» About this exercise: Within the records that follow, find every line containing the string "prevent". Copy those lines.

*** Opening of Provided data ***

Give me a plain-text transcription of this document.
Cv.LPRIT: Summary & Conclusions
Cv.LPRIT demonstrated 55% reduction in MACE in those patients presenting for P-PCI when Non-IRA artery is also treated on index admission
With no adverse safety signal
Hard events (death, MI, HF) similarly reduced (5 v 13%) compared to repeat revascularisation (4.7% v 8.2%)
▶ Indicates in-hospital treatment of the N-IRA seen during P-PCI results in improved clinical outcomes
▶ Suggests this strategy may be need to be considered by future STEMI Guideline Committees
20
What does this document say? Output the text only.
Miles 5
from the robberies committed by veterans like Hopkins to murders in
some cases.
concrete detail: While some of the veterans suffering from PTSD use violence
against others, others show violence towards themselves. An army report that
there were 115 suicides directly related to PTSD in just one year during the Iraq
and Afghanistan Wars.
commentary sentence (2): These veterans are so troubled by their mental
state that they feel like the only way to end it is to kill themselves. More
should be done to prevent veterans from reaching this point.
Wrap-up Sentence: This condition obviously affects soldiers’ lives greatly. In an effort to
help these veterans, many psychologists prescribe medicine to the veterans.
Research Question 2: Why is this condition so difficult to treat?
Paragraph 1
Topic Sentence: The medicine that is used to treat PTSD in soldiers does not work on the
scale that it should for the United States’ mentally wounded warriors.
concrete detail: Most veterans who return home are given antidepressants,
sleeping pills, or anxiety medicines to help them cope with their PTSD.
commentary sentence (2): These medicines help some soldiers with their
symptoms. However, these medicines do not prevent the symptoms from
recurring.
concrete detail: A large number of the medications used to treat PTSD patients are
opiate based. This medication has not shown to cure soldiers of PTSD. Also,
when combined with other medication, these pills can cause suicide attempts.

*** Close of Provided data ***

» Answer to this exercise:
should be done to prevent veterans from reaching this point.
symptoms. However, these medicines do not prevent the symptoms from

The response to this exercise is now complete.